Challenge → Only the pictures are omitted; repeat all other data exactly.

━━ Available data ━━

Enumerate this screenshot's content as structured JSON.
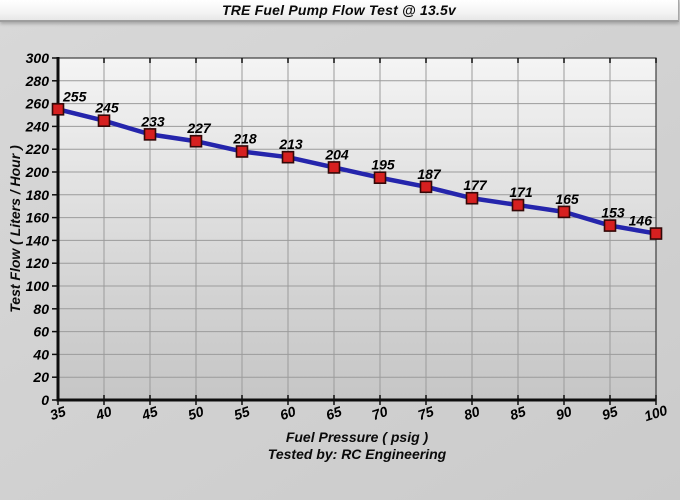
{
  "window_title": "TRE Fuel Pump Flow Test @ 13.5v",
  "chart_data": {
    "type": "line",
    "title": "TRE Fuel Pump Flow Test @ 13.5v",
    "xlabel": "Fuel Pressure ( psig )",
    "ylabel": "Test Flow ( Liters / Hour )",
    "footer": "Tested by: RC Engineering",
    "x": [
      35,
      40,
      45,
      50,
      55,
      60,
      65,
      70,
      75,
      80,
      85,
      90,
      95,
      100
    ],
    "series": [
      {
        "name": "Test Flow",
        "values": [
          255,
          245,
          233,
          227,
          218,
          213,
          204,
          195,
          187,
          177,
          171,
          165,
          153,
          146
        ]
      }
    ],
    "data_labels": [
      "255",
      "245",
      "233",
      "227",
      "218",
      "213",
      "204",
      "195",
      "187",
      "177",
      "171",
      "165",
      "153",
      "146"
    ],
    "xlim": [
      35,
      100
    ],
    "ylim": [
      0,
      300
    ],
    "x_ticks": [
      35,
      40,
      45,
      50,
      55,
      60,
      65,
      70,
      75,
      80,
      85,
      90,
      95,
      100
    ],
    "y_ticks": [
      0,
      20,
      40,
      60,
      80,
      100,
      120,
      140,
      160,
      180,
      200,
      220,
      240,
      260,
      280,
      300
    ],
    "grid": true,
    "legend": "none",
    "colors": {
      "line": "#2525ac",
      "marker_fill": "#d62020",
      "marker_border": "#330808",
      "grid": "#9b9b9b",
      "axis": "#0d0d0d",
      "frame": "#3e3e3e",
      "label": "#000000"
    }
  }
}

━━━

The solution →
Enumerate this screenshot's content as structured JSON.
{
  "window_title": "TRE Fuel Pump Flow Test @ 13.5v",
  "chart_data": {
    "type": "line",
    "title": "TRE Fuel Pump Flow Test @ 13.5v",
    "xlabel": "Fuel Pressure ( psig )",
    "ylabel": "Test Flow ( Liters / Hour )",
    "footer": "Tested by: RC Engineering",
    "x": [
      35,
      40,
      45,
      50,
      55,
      60,
      65,
      70,
      75,
      80,
      85,
      90,
      95,
      100
    ],
    "series": [
      {
        "name": "Test Flow",
        "values": [
          255,
          245,
          233,
          227,
          218,
          213,
          204,
          195,
          187,
          177,
          171,
          165,
          153,
          146
        ]
      }
    ],
    "data_labels": [
      "255",
      "245",
      "233",
      "227",
      "218",
      "213",
      "204",
      "195",
      "187",
      "177",
      "171",
      "165",
      "153",
      "146"
    ],
    "xlim": [
      35,
      100
    ],
    "ylim": [
      0,
      300
    ],
    "x_ticks": [
      35,
      40,
      45,
      50,
      55,
      60,
      65,
      70,
      75,
      80,
      85,
      90,
      95,
      100
    ],
    "y_ticks": [
      0,
      20,
      40,
      60,
      80,
      100,
      120,
      140,
      160,
      180,
      200,
      220,
      240,
      260,
      280,
      300
    ],
    "grid": true,
    "legend": "none",
    "colors": {
      "line": "#2525ac",
      "marker_fill": "#d62020",
      "marker_border": "#330808",
      "grid": "#9b9b9b",
      "axis": "#0d0d0d",
      "frame": "#3e3e3e",
      "label": "#000000"
    }
  }
}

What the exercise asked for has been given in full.